[Entries with figure data]
##############################

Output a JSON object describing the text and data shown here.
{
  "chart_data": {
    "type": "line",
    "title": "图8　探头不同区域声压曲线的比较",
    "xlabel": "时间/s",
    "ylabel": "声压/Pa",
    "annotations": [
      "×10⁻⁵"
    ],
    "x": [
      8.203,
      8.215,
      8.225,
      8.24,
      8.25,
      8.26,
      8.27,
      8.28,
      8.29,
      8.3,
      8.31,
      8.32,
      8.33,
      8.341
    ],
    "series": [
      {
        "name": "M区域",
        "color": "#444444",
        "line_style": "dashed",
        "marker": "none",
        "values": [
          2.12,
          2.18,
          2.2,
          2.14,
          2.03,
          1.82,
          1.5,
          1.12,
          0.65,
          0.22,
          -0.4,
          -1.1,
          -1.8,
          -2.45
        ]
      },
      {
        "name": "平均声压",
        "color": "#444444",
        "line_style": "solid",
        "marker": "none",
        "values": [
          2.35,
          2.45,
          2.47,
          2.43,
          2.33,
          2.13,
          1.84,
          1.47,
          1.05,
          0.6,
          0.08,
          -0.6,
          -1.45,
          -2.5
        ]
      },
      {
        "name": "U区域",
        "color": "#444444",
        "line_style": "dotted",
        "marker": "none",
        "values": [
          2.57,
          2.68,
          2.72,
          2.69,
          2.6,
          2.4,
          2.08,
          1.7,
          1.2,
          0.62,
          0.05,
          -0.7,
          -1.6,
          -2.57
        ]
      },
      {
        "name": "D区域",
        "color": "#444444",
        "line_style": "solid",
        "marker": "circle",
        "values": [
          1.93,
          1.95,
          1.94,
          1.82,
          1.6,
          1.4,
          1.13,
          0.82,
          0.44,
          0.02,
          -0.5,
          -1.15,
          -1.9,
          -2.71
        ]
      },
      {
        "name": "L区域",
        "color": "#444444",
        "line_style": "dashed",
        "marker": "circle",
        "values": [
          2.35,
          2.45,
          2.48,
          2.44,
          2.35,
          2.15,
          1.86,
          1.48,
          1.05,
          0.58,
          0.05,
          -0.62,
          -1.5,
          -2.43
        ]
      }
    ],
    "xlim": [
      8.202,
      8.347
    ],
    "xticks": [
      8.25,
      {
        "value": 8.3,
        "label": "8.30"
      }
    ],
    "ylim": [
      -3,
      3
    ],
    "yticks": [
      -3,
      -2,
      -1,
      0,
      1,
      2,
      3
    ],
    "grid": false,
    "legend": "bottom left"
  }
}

##############################

§ What you are asked to do
Look through the entries above for the word "name". Copy every line where it shows up.

§ Finished answer
        "name": "M区域",
        "name": "平均声压",
        "name": "U区域",
        "name": "D区域",
        "name": "L区域",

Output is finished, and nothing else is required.